WHAT IS REQUIRED – Repeat each line of the material exactly.

EXCERPTED RECORDS –
-----

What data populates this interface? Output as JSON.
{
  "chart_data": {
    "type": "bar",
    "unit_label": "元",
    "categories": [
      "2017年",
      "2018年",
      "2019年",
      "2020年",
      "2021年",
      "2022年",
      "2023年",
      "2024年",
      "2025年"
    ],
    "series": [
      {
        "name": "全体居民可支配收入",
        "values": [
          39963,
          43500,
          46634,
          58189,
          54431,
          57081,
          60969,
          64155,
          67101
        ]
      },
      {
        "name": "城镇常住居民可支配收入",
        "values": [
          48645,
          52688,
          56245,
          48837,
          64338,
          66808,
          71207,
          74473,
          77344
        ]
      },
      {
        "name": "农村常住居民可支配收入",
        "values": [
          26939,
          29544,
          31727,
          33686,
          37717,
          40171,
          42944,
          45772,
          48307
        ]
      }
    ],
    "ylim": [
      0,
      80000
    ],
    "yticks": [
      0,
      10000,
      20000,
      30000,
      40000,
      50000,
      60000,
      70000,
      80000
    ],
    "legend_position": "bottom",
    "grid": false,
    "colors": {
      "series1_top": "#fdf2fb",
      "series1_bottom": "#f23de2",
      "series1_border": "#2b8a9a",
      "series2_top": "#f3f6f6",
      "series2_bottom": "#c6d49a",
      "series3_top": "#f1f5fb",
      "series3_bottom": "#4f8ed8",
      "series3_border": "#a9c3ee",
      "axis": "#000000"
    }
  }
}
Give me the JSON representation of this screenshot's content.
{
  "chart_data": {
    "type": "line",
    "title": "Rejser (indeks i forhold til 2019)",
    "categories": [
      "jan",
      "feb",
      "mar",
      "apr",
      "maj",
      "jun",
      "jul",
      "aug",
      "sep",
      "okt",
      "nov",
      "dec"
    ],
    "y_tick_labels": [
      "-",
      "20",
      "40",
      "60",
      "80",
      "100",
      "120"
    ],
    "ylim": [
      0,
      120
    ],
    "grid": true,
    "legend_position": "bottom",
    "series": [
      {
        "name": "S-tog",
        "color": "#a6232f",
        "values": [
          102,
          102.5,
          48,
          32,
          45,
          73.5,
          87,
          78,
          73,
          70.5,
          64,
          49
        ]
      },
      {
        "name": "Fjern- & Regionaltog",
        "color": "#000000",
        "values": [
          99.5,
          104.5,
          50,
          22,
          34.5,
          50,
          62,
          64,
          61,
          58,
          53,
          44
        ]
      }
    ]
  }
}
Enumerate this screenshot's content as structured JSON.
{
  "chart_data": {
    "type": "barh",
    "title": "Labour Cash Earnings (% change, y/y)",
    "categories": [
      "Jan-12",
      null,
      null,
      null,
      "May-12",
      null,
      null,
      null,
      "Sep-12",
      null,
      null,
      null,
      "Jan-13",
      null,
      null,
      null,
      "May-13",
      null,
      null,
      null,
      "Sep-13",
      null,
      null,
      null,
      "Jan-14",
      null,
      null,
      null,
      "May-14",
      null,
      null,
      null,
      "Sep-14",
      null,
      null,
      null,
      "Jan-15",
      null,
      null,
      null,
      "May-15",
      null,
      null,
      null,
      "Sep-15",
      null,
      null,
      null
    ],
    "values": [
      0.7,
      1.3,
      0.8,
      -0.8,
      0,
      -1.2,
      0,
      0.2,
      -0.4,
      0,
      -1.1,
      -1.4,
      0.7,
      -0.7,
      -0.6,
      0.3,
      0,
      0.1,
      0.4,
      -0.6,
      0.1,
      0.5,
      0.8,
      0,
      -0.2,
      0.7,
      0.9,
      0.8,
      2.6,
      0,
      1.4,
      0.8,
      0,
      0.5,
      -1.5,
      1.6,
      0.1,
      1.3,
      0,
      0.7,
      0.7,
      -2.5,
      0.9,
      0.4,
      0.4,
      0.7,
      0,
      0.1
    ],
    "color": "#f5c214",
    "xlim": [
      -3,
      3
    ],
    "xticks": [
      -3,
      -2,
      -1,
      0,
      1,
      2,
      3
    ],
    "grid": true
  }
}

-----

WRITTEN SOLUTION –
What data populates this interface? Output as JSON.
{
  "chart_data": {
    "type": "bar",
    "unit_label": "元",
    "categories": [
      "2017年",
      "2018年",
      "2019年",
      "2020年",
      "2021年",
      "2022年",
      "2023年",
      "2024年",
      "2025年"
    ],
    "series": [
      {
        "name": "全体居民可支配收入",
        "values": [
          39963,
          43500,
          46634,
          58189,
          54431,
          57081,
          60969,
          64155,
          67101
        ]
      },
      {
        "name": "城镇常住居民可支配收入",
        "values": [
          48645,
          52688,
          56245,
          48837,
          64338,
          66808,
          71207,
          74473,
          77344
        ]
      },
      {
        "name": "农村常住居民可支配收入",
        "values": [
          26939,
          29544,
          31727,
          33686,
          37717,
          40171,
          42944,
          45772,
          48307
        ]
      }
    ],
    "ylim": [
      0,
      80000
    ],
    "yticks": [
      0,
      10000,
      20000,
      30000,
      40000,
      50000,
      60000,
      70000,
      80000
    ],
    "legend_position": "bottom",
    "grid": false,
    "colors": {
      "series1_top": "#fdf2fb",
      "series1_bottom": "#f23de2",
      "series1_border": "#2b8a9a",
      "series2_top": "#f3f6f6",
      "series2_bottom": "#c6d49a",
      "series3_top": "#f1f5fb",
      "series3_bottom": "#4f8ed8",
      "series3_border": "#a9c3ee",
      "axis": "#000000"
    }
  }
}
Give me the JSON representation of this screenshot's content.
{
  "chart_data": {
    "type": "line",
    "title": "Rejser (indeks i forhold til 2019)",
    "categories": [
      "jan",
      "feb",
      "mar",
      "apr",
      "maj",
      "jun",
      "jul",
      "aug",
      "sep",
      "okt",
      "nov",
      "dec"
    ],
    "y_tick_labels": [
      "-",
      "20",
      "40",
      "60",
      "80",
      "100",
      "120"
    ],
    "ylim": [
      0,
      120
    ],
    "grid": true,
    "legend_position": "bottom",
    "series": [
      {
        "name": "S-tog",
        "color": "#a6232f",
        "values": [
          102,
          102.5,
          48,
          32,
          45,
          73.5,
          87,
          78,
          73,
          70.5,
          64,
          49
        ]
      },
      {
        "name": "Fjern- & Regionaltog",
        "color": "#000000",
        "values": [
          99.5,
          104.5,
          50,
          22,
          34.5,
          50,
          62,
          64,
          61,
          58,
          53,
          44
        ]
      }
    ]
  }
}
Enumerate this screenshot's content as structured JSON.
{
  "chart_data": {
    "type": "barh",
    "title": "Labour Cash Earnings (% change, y/y)",
    "categories": [
      "Jan-12",
      null,
      null,
      null,
      "May-12",
      null,
      null,
      null,
      "Sep-12",
      null,
      null,
      null,
      "Jan-13",
      null,
      null,
      null,
      "May-13",
      null,
      null,
      null,
      "Sep-13",
      null,
      null,
      null,
      "Jan-14",
      null,
      null,
      null,
      "May-14",
      null,
      null,
      null,
      "Sep-14",
      null,
      null,
      null,
      "Jan-15",
      null,
      null,
      null,
      "May-15",
      null,
      null,
      null,
      "Sep-15",
      null,
      null,
      null
    ],
    "values": [
      0.7,
      1.3,
      0.8,
      -0.8,
      0,
      -1.2,
      0,
      0.2,
      -0.4,
      0,
      -1.1,
      -1.4,
      0.7,
      -0.7,
      -0.6,
      0.3,
      0,
      0.1,
      0.4,
      -0.6,
      0.1,
      0.5,
      0.8,
      0,
      -0.2,
      0.7,
      0.9,
      0.8,
      2.6,
      0,
      1.4,
      0.8,
      0,
      0.5,
      -1.5,
      1.6,
      0.1,
      1.3,
      0,
      0.7,
      0.7,
      -2.5,
      0.9,
      0.4,
      0.4,
      0.7,
      0,
      0.1
    ],
    "color": "#f5c214",
    "xlim": [
      -3,
      3
    ],
    "xticks": [
      -3,
      -2,
      -1,
      0,
      1,
      2,
      3
    ],
    "grid": true
  }
}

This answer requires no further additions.